((

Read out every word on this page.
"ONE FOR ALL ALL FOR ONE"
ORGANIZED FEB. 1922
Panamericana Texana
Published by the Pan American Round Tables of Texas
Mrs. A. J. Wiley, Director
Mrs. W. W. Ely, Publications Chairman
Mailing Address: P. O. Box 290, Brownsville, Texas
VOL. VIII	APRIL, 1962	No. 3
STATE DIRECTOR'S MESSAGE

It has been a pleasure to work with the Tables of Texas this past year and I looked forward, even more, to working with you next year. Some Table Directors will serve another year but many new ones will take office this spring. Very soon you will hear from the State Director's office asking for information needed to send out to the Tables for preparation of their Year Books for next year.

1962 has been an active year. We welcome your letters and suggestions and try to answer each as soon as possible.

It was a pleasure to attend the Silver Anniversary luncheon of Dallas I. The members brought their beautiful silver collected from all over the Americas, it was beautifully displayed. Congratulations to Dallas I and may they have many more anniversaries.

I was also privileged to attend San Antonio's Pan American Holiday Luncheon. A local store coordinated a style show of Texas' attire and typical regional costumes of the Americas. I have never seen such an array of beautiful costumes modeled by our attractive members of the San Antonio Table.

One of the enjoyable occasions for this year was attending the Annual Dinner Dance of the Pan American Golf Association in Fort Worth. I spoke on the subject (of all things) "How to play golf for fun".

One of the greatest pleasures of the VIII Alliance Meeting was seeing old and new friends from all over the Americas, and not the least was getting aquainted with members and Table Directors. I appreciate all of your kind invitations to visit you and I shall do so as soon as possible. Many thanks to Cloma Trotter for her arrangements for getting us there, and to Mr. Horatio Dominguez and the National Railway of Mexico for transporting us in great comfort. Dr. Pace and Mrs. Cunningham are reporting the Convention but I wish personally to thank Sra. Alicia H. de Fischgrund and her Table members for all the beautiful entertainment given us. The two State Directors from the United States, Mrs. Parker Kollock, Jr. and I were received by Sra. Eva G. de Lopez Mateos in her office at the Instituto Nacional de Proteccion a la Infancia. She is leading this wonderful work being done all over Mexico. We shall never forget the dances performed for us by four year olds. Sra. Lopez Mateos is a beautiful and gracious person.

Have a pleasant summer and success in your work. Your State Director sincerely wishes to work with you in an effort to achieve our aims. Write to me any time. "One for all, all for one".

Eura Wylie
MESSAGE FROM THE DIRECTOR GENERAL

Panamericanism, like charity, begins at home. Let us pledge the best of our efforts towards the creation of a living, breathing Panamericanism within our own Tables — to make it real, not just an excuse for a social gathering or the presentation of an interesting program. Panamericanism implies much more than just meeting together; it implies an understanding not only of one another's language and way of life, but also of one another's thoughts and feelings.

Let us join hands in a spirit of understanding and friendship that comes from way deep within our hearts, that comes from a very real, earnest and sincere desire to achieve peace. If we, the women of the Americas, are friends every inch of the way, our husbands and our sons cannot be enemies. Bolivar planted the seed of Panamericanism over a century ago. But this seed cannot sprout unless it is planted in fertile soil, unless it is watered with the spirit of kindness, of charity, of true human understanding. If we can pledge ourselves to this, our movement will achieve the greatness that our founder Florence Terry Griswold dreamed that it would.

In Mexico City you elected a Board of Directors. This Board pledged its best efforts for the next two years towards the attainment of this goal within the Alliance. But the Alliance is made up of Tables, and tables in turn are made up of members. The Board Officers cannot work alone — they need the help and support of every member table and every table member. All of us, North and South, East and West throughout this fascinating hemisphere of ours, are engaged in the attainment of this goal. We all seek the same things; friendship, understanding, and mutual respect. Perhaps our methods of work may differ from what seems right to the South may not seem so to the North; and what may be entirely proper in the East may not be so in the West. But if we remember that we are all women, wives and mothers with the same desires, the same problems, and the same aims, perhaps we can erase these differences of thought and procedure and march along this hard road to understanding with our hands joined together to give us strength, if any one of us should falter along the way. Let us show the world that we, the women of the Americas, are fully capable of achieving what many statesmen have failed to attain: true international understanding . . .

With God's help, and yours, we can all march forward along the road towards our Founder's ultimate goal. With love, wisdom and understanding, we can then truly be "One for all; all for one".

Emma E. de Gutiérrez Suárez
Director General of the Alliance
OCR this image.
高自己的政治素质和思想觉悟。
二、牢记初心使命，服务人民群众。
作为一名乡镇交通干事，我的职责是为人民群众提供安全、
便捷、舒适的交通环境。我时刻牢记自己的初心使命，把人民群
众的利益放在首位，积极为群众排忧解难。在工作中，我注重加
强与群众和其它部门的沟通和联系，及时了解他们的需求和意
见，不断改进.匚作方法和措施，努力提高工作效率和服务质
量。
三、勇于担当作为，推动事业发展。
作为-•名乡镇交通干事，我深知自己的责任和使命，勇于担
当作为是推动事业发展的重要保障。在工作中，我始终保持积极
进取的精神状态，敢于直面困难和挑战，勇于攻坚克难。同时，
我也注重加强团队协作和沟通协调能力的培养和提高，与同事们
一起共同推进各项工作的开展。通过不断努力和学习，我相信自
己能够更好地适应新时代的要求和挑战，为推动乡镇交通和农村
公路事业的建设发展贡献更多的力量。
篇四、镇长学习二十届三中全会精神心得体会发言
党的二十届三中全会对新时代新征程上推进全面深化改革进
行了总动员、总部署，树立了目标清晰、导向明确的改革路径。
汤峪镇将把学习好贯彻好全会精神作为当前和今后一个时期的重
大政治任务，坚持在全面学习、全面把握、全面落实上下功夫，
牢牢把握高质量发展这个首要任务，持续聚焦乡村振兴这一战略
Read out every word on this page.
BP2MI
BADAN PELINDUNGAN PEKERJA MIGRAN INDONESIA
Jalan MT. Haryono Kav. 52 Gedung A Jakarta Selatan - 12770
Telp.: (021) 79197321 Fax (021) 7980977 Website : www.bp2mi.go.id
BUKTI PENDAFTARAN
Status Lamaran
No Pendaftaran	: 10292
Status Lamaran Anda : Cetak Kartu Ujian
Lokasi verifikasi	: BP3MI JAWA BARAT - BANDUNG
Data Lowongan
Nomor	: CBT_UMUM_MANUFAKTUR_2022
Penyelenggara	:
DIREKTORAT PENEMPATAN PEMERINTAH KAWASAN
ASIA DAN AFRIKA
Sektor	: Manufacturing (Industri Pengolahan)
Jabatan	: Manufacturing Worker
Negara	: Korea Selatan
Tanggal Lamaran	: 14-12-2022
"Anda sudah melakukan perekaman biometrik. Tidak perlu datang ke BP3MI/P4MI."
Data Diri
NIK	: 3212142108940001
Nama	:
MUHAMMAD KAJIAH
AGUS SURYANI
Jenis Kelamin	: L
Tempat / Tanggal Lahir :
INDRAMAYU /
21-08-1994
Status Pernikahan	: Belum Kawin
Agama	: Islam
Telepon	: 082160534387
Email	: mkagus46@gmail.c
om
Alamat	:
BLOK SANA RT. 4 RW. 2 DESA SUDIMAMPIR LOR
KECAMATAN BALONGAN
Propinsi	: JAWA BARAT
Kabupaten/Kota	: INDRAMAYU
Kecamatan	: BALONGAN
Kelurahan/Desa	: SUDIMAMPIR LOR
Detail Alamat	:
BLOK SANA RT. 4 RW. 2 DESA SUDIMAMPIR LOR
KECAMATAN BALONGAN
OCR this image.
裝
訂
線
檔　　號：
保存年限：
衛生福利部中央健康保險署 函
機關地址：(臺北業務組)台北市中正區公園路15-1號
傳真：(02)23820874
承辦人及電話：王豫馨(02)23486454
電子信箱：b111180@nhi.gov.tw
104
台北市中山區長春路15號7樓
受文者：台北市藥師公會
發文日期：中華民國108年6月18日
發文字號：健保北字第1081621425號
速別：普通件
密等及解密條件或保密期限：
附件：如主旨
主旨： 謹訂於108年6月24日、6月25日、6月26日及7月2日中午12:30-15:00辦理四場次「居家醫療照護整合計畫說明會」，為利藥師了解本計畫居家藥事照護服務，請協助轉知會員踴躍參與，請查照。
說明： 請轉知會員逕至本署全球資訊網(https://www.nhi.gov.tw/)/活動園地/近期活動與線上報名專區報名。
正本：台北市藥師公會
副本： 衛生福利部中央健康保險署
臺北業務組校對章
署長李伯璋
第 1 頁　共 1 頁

))

§ EXERCISE PROMPT
Each line that holds the word "things" should be extracted from the records.

§ THE OUTPUT
One of the enjoyable occasions for this year was attending the Annual Dinner Dance of the Pan American Golf Association in Fort Worth. I spoke on the subject (of all things) "How to play golf for fun".
In Mexico City you elected a Board of Directors. This Board pledged its best efforts for the next two years towards the attainment of this goal within the Alliance. But the Alliance is made up of Tables, and tables in turn are made up of members. The Board Officers cannot work alone — they need the help and support of every member table and every table member. All of us, North and South, East and West throughout this fascinating hemisphere of ours, are engaged in the attainment of this goal. We all seek the same things; friendship, understanding, and mutual respect. Perhaps our methods of work may differ from what seems right to the South may not seem so to the North; and what may be entirely proper in the East may not be so in the West. But if we remember that we are all women, wives and mothers with the same desires, the same problems, and the same aims, perhaps we can erase these differences of thought and procedure and march along this hard road to understanding with our hands joined together to give us strength, if any one of us should falter along the way. Let us show the world that we, the women of the Americas, are fully capable of achieving what many statesmen have failed to attain: true international understanding . . .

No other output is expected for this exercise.